> **Items**:
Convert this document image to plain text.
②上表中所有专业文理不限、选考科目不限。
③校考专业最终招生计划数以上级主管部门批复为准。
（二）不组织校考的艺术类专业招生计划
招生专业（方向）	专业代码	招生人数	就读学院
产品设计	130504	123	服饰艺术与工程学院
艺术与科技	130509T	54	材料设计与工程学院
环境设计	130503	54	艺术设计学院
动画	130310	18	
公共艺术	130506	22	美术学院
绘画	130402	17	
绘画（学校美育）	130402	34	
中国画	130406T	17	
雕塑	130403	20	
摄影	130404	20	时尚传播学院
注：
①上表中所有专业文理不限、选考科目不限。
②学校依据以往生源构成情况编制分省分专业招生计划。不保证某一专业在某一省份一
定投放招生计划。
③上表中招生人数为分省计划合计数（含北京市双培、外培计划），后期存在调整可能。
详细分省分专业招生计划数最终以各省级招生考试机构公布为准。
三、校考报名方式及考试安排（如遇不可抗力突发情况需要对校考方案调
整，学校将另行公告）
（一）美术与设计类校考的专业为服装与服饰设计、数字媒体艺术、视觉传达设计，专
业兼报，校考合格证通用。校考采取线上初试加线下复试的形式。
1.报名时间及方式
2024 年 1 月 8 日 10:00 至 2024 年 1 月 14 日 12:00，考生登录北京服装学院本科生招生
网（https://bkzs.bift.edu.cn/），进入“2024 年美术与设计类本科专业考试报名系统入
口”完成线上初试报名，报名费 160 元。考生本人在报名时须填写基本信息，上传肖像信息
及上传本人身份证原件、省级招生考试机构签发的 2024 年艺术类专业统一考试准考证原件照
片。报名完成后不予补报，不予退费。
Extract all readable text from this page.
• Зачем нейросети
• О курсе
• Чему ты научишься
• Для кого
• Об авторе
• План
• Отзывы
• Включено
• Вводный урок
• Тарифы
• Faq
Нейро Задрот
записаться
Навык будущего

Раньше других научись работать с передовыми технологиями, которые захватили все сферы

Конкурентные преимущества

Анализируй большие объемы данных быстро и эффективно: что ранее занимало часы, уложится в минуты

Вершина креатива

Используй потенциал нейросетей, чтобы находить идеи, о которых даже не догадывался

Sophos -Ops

> **Stated task**:
Give the number of lines that carry the word "选考科目不限", with nothing added.

> **Result**:
2